SUPPLIED MATERIAL
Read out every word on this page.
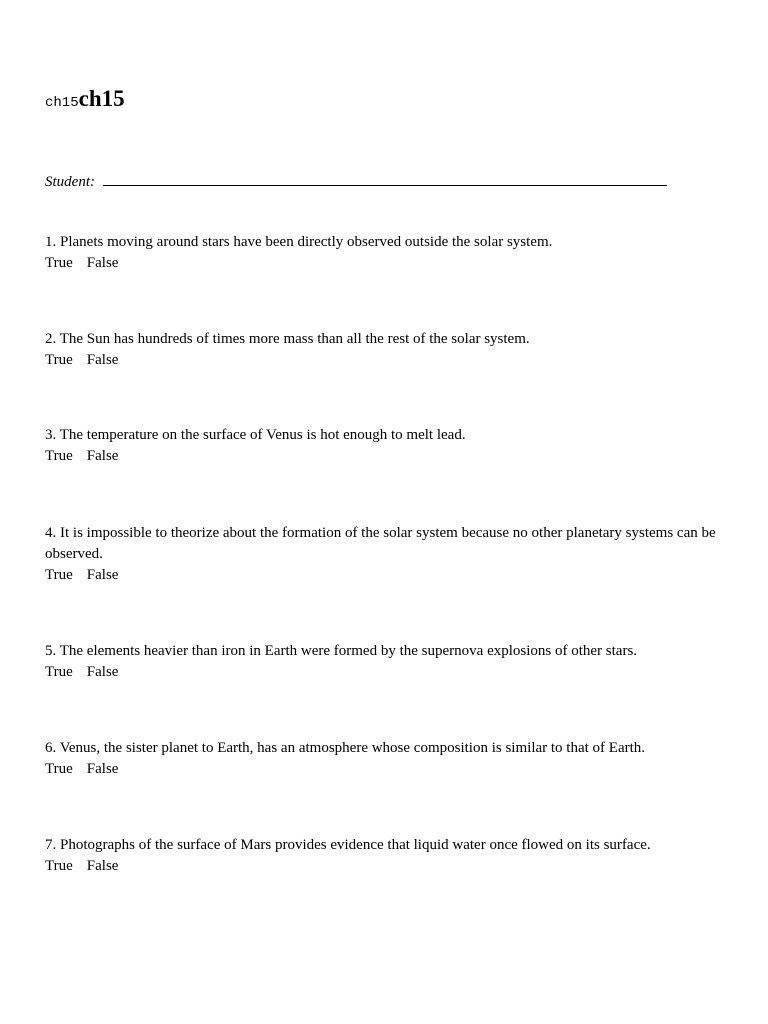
ch15ch15
Student:
1. Planets moving around stars have been directly observed outside the solar system.
True False
2. The Sun has hundreds of times more mass than all the rest of the solar system.
True False
3. The temperature on the surface of Venus is hot enough to melt lead.
True False
4. It is impossible to theorize about the formation of the solar system because no other planetary systems can be observed.
True False
5. The elements heavier than iron in Earth were formed by the supernova explosions of other stars.
True False
6. Venus, the sister planet to Earth, has an atmosphere whose composition is similar to that of Earth.
True False
7. Photographs of the surface of Mars provides evidence that liquid water once flowed on its surface.
True False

WHAT TO PRODUCE
Restate each entry word for word, please, but drop any images it holds.

PROBLEM SOLUTION
Read out every word on this page.
ch15ch15
Student:
1. Planets moving around stars have been directly observed outside the solar system.
True False
2. The Sun has hundreds of times more mass than all the rest of the solar system.
True False
3. The temperature on the surface of Venus is hot enough to melt lead.
True False
4. It is impossible to theorize about the formation of the solar system because no other planetary systems can be observed.
True False
5. The elements heavier than iron in Earth were formed by the supernova explosions of other stars.
True False
6. Venus, the sister planet to Earth, has an atmosphere whose composition is similar to that of Earth.
True False
7. Photographs of the surface of Mars provides evidence that liquid water once flowed on its surface.
True False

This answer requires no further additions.